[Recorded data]
##########

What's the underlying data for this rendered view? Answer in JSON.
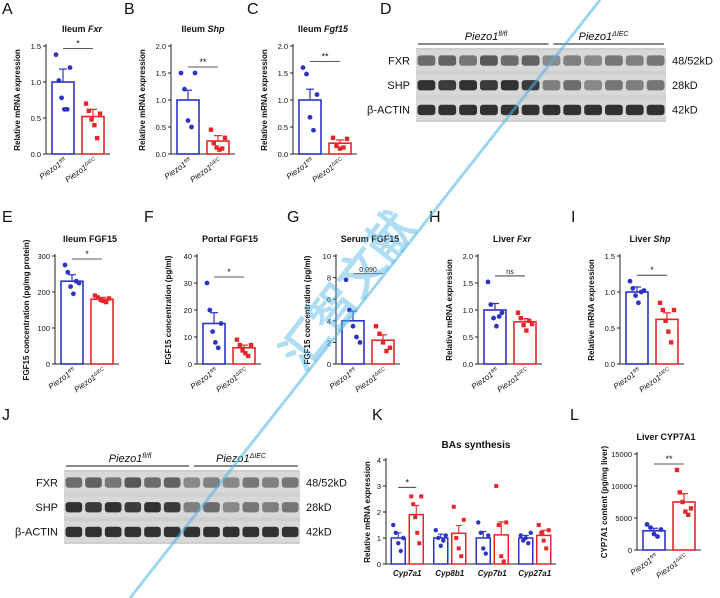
{
  "colors": {
    "ctrl": "#2b34c4",
    "ko": "#e8262a",
    "axis": "#222222",
    "watermark": "#4fb5e6"
  },
  "groups": {
    "ctrl_base": "Piezo1",
    "ctrl_sup": "fl/fl",
    "ko_base": "Piezo1",
    "ko_sup": "ΔIEC"
  },
  "watermark_text": "汇智文献",
  "chart_data": [
    {
      "panel": "A",
      "type": "bar",
      "title_plain": "Ileum ",
      "title_italic": "Fxr",
      "ylabel": "Relative mRNA expression",
      "ylim": [
        0,
        1.5
      ],
      "yticks": [
        "0.0",
        "0.5",
        "1.0",
        "1.5"
      ],
      "categories": [
        "Piezo1 fl/fl",
        "Piezo1 ΔIEC"
      ],
      "values": [
        1.0,
        0.52
      ],
      "sem": [
        0.18,
        0.1
      ],
      "points": [
        [
          1.38,
          1.02,
          0.78,
          0.62,
          0.62,
          1.2
        ],
        [
          0.7,
          0.6,
          0.48,
          0.4,
          0.22,
          0.56
        ]
      ],
      "significance": "*"
    },
    {
      "panel": "B",
      "type": "bar",
      "title_plain": "Ileum ",
      "title_italic": "Shp",
      "ylabel": "Relative mRNA expression",
      "ylim": [
        0,
        2.0
      ],
      "yticks": [
        "0.0",
        "0.5",
        "1.0",
        "1.5",
        "2.0"
      ],
      "categories": [
        "Piezo1 fl/fl",
        "Piezo1 ΔIEC"
      ],
      "values": [
        1.0,
        0.24
      ],
      "sem": [
        0.18,
        0.1
      ],
      "points": [
        [
          1.5,
          1.2,
          0.62,
          0.5,
          1.5
        ],
        [
          0.45,
          0.2,
          0.12,
          0.08,
          0.1,
          0.3
        ]
      ],
      "significance": "**"
    },
    {
      "panel": "C",
      "type": "bar",
      "title_plain": "Ileum ",
      "title_italic": "Fgf15",
      "ylabel": "Relative mRNA expression",
      "ylim": [
        0,
        2.0
      ],
      "yticks": [
        "0.0",
        "0.5",
        "1.0",
        "1.5",
        "2.0"
      ],
      "categories": [
        "Piezo1 fl/fl",
        "Piezo1 ΔIEC"
      ],
      "values": [
        1.0,
        0.2
      ],
      "sem": [
        0.2,
        0.06
      ],
      "points": [
        [
          1.6,
          1.48,
          0.68,
          0.44,
          1.1
        ],
        [
          0.3,
          0.15,
          0.1,
          0.12,
          0.28
        ]
      ],
      "significance": "**"
    },
    {
      "panel": "E",
      "type": "bar",
      "title_plain": "Ileum FGF15",
      "title_italic": "",
      "ylabel": "FGF15 concentration (pg/mg protein)",
      "ylim": [
        0,
        300
      ],
      "yticks": [
        "0",
        "100",
        "200",
        "300"
      ],
      "categories": [
        "Piezo1 fl/fl",
        "Piezo1 ΔIEC"
      ],
      "values": [
        230,
        180
      ],
      "sem": [
        18,
        5
      ],
      "points": [
        [
          275,
          255,
          215,
          195,
          230,
          225
        ],
        [
          190,
          185,
          178,
          175,
          172,
          182
        ]
      ],
      "significance": "*"
    },
    {
      "panel": "F",
      "type": "bar",
      "title_plain": "Portal FGF15",
      "title_italic": "",
      "ylabel": "FGF15 concentration (pg/ml)",
      "ylim": [
        0,
        40
      ],
      "yticks": [
        "0",
        "10",
        "20",
        "30",
        "40"
      ],
      "categories": [
        "Piezo1 fl/fl",
        "Piezo1 ΔIEC"
      ],
      "values": [
        15,
        6
      ],
      "sem": [
        4,
        1
      ],
      "points": [
        [
          30,
          20,
          12,
          8,
          6,
          15
        ],
        [
          9,
          7,
          5,
          4,
          3,
          7
        ]
      ],
      "significance": "*"
    },
    {
      "panel": "G",
      "type": "bar",
      "title_plain": "Serum FGF15",
      "title_italic": "",
      "ylabel": "FGF15 concentration (pg/ml)",
      "ylim": [
        0,
        10
      ],
      "yticks": [
        "0",
        "2",
        "4",
        "6",
        "8",
        "10"
      ],
      "categories": [
        "Piezo1 fl/fl",
        "Piezo1 ΔIEC"
      ],
      "values": [
        4.0,
        2.2
      ],
      "sem": [
        0.9,
        0.5
      ],
      "points": [
        [
          7.8,
          5.0,
          3.5,
          2.5,
          2.0
        ],
        [
          3.5,
          2.8,
          2.0,
          1.2,
          1.5
        ]
      ],
      "significance": "0.090"
    },
    {
      "panel": "H",
      "type": "bar",
      "title_plain": "Liver ",
      "title_italic": "Fxr",
      "ylabel": "Relative mRNA expression",
      "ylim": [
        0,
        2.0
      ],
      "yticks": [
        "0.0",
        "0.5",
        "1.0",
        "1.5",
        "2.0"
      ],
      "categories": [
        "Piezo1 fl/fl",
        "Piezo1 ΔIEC"
      ],
      "values": [
        1.0,
        0.78
      ],
      "sem": [
        0.12,
        0.06
      ],
      "points": [
        [
          1.52,
          1.1,
          0.85,
          0.7,
          0.88,
          0.95
        ],
        [
          0.95,
          0.85,
          0.72,
          0.62,
          0.8,
          0.74
        ]
      ],
      "significance": "ns"
    },
    {
      "panel": "I",
      "type": "bar",
      "title_plain": "Liver ",
      "title_italic": "Shp",
      "ylabel": "Relative mRNA expression",
      "ylim": [
        0,
        1.5
      ],
      "yticks": [
        "0.0",
        "0.5",
        "1.0",
        "1.5"
      ],
      "categories": [
        "Piezo1 fl/fl",
        "Piezo1 ΔIEC"
      ],
      "values": [
        1.0,
        0.62
      ],
      "sem": [
        0.07,
        0.09
      ],
      "points": [
        [
          1.15,
          1.05,
          0.95,
          0.85,
          1.0,
          1.02
        ],
        [
          0.85,
          0.75,
          0.6,
          0.45,
          0.3,
          0.75
        ]
      ],
      "significance": "*"
    },
    {
      "panel": "K",
      "type": "grouped-bar",
      "title_plain": "BAs synthesis",
      "title_italic": "",
      "ylabel": "Relative mRNA expression",
      "ylim": [
        0,
        4
      ],
      "yticks": [
        "0",
        "1",
        "2",
        "3",
        "4"
      ],
      "categories": [
        "Cyp7a1",
        "Cyp8b1",
        "Cyp7b1",
        "Cyp27a1"
      ],
      "series": [
        {
          "name": "Piezo1 fl/fl",
          "values": [
            1.0,
            1.0,
            1.0,
            1.0
          ],
          "sem": [
            0.2,
            0.15,
            0.25,
            0.1
          ],
          "points": [
            [
              1.5,
              1.2,
              0.8,
              0.5,
              1.0
            ],
            [
              1.3,
              1.0,
              0.7,
              0.9,
              1.1
            ],
            [
              1.6,
              1.2,
              0.6,
              0.4,
              1.1
            ],
            [
              1.1,
              0.9,
              1.0,
              0.8,
              1.2
            ]
          ]
        },
        {
          "name": "Piezo1 ΔIEC",
          "values": [
            1.9,
            1.18,
            1.12,
            1.1
          ],
          "sem": [
            0.35,
            0.3,
            0.5,
            0.2
          ],
          "points": [
            [
              2.6,
              2.3,
              1.8,
              1.2,
              0.8,
              2.6
            ],
            [
              2.2,
              1.0,
              0.6,
              0.3,
              1.7
            ],
            [
              3.0,
              1.5,
              0.3,
              0.1,
              1.6
            ],
            [
              1.5,
              1.2,
              0.9,
              0.6,
              1.3
            ]
          ]
        }
      ],
      "significance": [
        {
          "category": "Cyp7a1",
          "label": "*"
        }
      ]
    },
    {
      "panel": "L",
      "type": "bar",
      "title_plain": "Liver CYP7A1",
      "title_italic": "",
      "ylabel": "CYP7A1 content (pg/mg liver)",
      "ylim": [
        0,
        15000
      ],
      "yticks": [
        "0",
        "5000",
        "10000",
        "15000"
      ],
      "categories": [
        "Piezo1 fl/fl",
        "Piezo1 ΔIEC"
      ],
      "values": [
        3000,
        7500
      ],
      "sem": [
        400,
        1300
      ],
      "points": [
        [
          4000,
          3500,
          2500,
          2100,
          3200
        ],
        [
          12500,
          9000,
          7500,
          6000,
          5500,
          6500
        ]
      ],
      "significance": "**"
    }
  ],
  "blots": [
    {
      "panel": "D",
      "header_plain": "Piezo1",
      "groups": [
        {
          "sup": "fl/fl"
        },
        {
          "sup": "ΔIEC"
        }
      ],
      "rows": [
        {
          "label": "FXR",
          "size": "48/52kD"
        },
        {
          "label": "SHP",
          "size": "28kD"
        },
        {
          "label": "β-ACTIN",
          "size": "42kD"
        }
      ]
    },
    {
      "panel": "J",
      "header_plain": "Piezo1",
      "groups": [
        {
          "sup": "fl/fl"
        },
        {
          "sup": "ΔIEC"
        }
      ],
      "rows": [
        {
          "label": "FXR",
          "size": "48/52kD"
        },
        {
          "label": "SHP",
          "size": "28kD"
        },
        {
          "label": "β-ACTIN",
          "size": "42kD"
        }
      ]
    }
  ]
}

##########

• Prompt
The answer should be a number alone: the count of lines in the records that hold the word "panel".

• Output for this exercise
12